=== Text to read ===
════
2. Provide strong and appropriate support for the commercial suppliers who can and will deliver in terms of quality, performance, and cost. This infrastructure must be rebuilt to be competitive with Japanese suppliers. The Department of Defense's (DoD's) de facto industrial policy appears to support a small cadre of incompetent suppliers (e.g., Honeywell, McDonnell Douglas, Rockwell, Unisys, and Westinghouse) who have repeatedly demonstrated their inability to supply industrial-quality, cost-effective, high-performance semiconductors. The VHSIC program institutionalized the policy of using bucks to support the weak suppliers.

3. Build MOSIS facilities for the research and industrial community to use to explore all the high-speed technologies, including ECL, GaAs, and Josephson junctions. This would encourage a foundry structure to form that would support both the research community and manufacturers.

4. Make all DoD-funded semiconductor facilities available and measured via MOSIS. Eliminate and stop supporting the poor ones.

5. Support foundries aimed at custom high-speed parts that would improve density and clock speeds. DEC's Sam Fuller (a Session 13 presenter) described a custom, 150-watt ECL microprocessor that would operate at one nanosecond. Unfortunately, this research effort's only effect is likely to be a demonstration proof for competitors.
════
[Region annotation records]
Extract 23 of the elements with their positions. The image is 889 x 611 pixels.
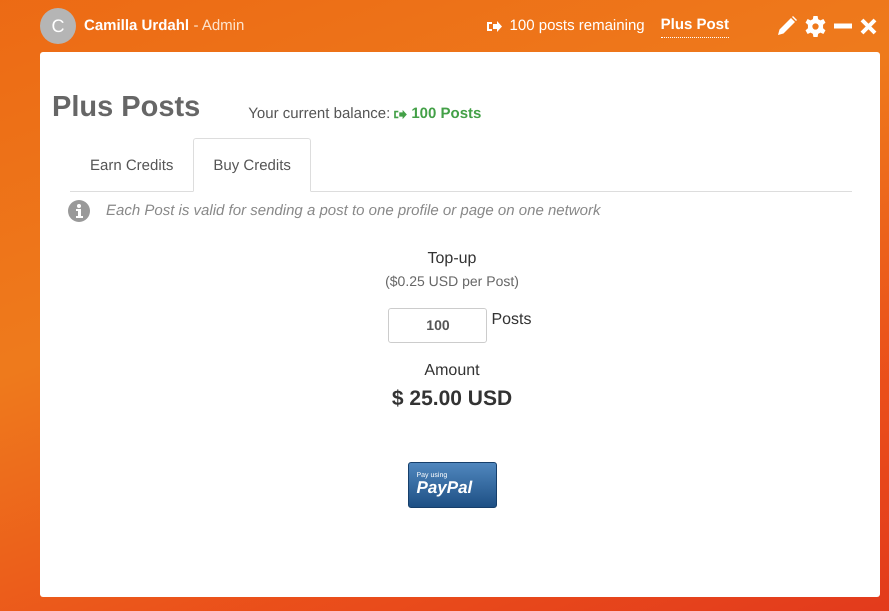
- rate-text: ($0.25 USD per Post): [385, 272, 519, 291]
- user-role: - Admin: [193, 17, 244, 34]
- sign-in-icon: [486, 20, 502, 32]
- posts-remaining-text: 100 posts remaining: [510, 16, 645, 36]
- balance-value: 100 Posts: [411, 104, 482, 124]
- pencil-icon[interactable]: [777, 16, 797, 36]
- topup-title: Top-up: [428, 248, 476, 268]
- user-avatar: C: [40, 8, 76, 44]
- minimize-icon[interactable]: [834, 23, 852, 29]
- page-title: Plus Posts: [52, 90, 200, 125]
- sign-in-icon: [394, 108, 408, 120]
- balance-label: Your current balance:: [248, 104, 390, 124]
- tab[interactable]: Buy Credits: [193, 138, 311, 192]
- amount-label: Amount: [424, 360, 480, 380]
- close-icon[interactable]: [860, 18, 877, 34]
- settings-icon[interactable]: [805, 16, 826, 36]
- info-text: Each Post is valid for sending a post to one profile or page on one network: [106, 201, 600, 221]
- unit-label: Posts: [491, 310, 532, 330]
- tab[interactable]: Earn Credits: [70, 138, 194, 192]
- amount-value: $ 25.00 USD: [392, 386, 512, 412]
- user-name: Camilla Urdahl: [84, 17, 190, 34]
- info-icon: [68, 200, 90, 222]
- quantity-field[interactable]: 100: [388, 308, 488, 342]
════
=== Tasks to carry out ===
1) In the semiconductor policy recommendations, what power rating is given for the custom ECL microprocessor that Sam Fuller described?
2) Write the next part of the semiconductor policy recommendations, starting after the final sentence of the text.

=== Answers to the exercises ===
1) 150 watts

2)
6. Build a strong packaging infrastructure for the research and startup communities to use, including gaining access to any industrial packages from Cray, DEC, IBM, and Microelectronics and Computer Technology Corporation.

7. Convene the supercomputer makers and companies who could provide high-speed circuitry and packaging. Ask them what's needed to provide high-performance circuits.

Supers and Security

For now, the supercomputer continues to be a protected species because of its use in defense. Also, like the Harley Davidson, it has become a token symbol of trade and competitiveness, as the Japanese manufacturers have begun to make computers with peak speeds equal to or greater than those from Cray Research or Cray Computer. No doubt, nearly all the functions supers perform for defense could be carried out more cheaply by using the alternative forms of computing described above.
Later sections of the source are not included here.